■ **Challenge**:
An exact reproduction of the records is required, with all images left out.
====
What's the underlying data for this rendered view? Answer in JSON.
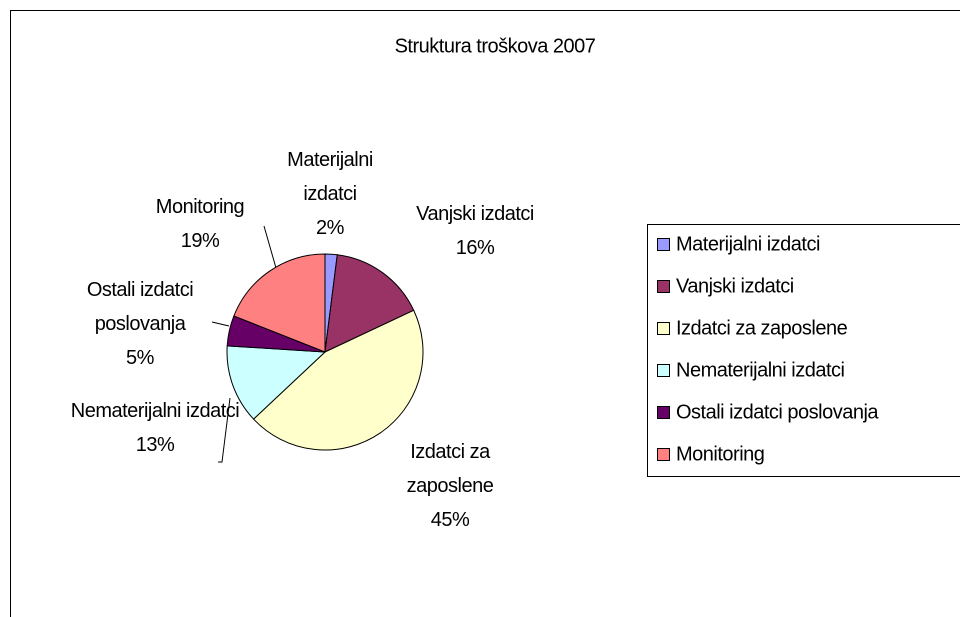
{
  "chart_data": {
    "type": "pie",
    "title": "Struktura troškova 2007",
    "categories": [
      "Materijalni izdatci",
      "Vanjski izdatci",
      "Izdatci za zaposlene",
      "Nematerijalni izdatci",
      "Ostali izdatci poslovanja",
      "Monitoring"
    ],
    "values": [
      2,
      16,
      45,
      13,
      5,
      19
    ],
    "value_labels": [
      "2%",
      "16%",
      "45%",
      "13%",
      "5%",
      "19%"
    ],
    "colors": [
      "#9999ff",
      "#993366",
      "#ffffcc",
      "#ccffff",
      "#660066",
      "#ff8080"
    ],
    "legend": "right"
  }
}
====
■ **Answer in full**:
What's the underlying data for this rendered view? Answer in JSON.
{
  "chart_data": {
    "type": "pie",
    "title": "Struktura troškova 2007",
    "categories": [
      "Materijalni izdatci",
      "Vanjski izdatci",
      "Izdatci za zaposlene",
      "Nematerijalni izdatci",
      "Ostali izdatci poslovanja",
      "Monitoring"
    ],
    "values": [
      2,
      16,
      45,
      13,
      5,
      19
    ],
    "value_labels": [
      "2%",
      "16%",
      "45%",
      "13%",
      "5%",
      "19%"
    ],
    "colors": [
      "#9999ff",
      "#993366",
      "#ffffcc",
      "#ccffff",
      "#660066",
      "#ff8080"
    ],
    "legend": "right"
  }
}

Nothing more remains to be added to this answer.